Task to carry out » Gather every line from the records below that contains the string "Search", and copy each one.

(Items from a dataset)

# # # # # # #

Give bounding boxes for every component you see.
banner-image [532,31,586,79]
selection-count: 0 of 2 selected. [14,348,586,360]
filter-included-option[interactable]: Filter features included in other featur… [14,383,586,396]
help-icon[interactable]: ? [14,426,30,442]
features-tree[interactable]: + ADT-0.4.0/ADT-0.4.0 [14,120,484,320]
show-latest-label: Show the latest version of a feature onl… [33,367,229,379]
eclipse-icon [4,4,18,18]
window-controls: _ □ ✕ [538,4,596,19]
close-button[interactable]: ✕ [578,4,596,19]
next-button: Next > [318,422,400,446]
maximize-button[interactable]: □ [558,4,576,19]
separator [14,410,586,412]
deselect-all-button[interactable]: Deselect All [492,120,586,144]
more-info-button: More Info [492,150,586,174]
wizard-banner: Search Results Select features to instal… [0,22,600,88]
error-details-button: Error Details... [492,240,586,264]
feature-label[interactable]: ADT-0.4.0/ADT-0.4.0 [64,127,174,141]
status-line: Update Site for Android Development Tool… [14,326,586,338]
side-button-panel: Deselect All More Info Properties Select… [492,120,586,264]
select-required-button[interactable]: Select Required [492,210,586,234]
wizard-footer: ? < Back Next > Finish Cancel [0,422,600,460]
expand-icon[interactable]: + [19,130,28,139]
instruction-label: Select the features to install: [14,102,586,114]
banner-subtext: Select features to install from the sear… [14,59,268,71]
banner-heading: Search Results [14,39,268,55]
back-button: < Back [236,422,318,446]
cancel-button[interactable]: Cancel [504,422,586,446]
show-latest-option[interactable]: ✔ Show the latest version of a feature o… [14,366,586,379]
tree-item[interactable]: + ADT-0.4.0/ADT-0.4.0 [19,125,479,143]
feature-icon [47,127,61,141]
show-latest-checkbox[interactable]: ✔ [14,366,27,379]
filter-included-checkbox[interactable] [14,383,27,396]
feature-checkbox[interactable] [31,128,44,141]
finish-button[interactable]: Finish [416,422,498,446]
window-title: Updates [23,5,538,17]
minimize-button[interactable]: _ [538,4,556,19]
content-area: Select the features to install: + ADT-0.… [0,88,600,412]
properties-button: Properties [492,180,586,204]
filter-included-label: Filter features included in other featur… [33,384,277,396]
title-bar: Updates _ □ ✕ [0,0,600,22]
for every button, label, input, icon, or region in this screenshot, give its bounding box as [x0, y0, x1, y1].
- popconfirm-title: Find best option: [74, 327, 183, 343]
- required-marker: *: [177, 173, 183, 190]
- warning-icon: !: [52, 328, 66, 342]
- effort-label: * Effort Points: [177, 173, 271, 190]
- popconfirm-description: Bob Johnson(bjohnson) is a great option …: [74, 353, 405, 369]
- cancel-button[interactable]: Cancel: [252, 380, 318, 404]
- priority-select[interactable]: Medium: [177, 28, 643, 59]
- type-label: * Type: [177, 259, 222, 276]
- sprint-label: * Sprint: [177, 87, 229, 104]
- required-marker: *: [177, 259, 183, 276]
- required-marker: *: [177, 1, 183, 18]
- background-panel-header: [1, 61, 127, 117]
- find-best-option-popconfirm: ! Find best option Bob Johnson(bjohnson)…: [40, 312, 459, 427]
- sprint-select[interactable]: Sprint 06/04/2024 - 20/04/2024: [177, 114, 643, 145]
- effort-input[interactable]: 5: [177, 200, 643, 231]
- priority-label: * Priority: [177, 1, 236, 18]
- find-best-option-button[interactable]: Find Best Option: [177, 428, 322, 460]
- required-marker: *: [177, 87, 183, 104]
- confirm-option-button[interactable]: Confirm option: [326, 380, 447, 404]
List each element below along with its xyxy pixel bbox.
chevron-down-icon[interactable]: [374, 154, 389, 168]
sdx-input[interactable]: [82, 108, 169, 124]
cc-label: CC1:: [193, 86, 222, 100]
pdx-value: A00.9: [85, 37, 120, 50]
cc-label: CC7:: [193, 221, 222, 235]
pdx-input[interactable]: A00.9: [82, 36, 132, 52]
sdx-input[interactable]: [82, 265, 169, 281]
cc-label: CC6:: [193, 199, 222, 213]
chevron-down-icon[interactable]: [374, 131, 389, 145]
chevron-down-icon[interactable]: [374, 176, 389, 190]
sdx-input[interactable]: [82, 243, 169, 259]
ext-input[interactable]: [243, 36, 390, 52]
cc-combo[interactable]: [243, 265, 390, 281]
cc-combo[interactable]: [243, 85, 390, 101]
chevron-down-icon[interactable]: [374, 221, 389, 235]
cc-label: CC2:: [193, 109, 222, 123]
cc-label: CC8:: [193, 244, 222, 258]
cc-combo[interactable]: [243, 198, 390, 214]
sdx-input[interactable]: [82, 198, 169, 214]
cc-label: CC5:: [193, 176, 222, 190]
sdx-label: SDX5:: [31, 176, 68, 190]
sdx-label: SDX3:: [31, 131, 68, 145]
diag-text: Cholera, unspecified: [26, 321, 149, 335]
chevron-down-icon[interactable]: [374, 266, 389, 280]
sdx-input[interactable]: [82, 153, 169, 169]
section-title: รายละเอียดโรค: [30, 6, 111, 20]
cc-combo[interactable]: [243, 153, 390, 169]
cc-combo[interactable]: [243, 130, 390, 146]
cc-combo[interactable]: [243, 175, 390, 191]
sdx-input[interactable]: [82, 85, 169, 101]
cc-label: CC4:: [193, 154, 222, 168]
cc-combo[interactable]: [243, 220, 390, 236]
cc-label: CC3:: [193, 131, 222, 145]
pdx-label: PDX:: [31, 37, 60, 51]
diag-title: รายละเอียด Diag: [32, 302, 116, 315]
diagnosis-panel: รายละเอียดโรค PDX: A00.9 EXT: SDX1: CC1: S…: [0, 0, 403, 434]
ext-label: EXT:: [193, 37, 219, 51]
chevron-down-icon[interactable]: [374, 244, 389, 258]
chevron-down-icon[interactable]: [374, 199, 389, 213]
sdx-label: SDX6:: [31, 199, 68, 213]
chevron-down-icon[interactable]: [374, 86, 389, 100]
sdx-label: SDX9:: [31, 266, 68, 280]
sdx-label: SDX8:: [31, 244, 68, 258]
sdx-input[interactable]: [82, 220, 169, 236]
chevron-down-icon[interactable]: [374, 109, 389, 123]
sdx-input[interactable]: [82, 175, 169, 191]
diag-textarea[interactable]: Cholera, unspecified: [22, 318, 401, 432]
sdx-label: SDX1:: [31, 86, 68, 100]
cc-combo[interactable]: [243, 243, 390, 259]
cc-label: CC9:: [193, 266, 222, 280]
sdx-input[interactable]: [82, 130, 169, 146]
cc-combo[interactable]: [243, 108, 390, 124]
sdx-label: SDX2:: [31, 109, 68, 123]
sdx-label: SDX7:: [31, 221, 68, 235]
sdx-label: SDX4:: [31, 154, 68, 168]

# # # # # # #

Correct output »
wizard-banner: Search Results Select features to instal… [0,22,600,88]
banner-heading: Search Results [14,39,268,55]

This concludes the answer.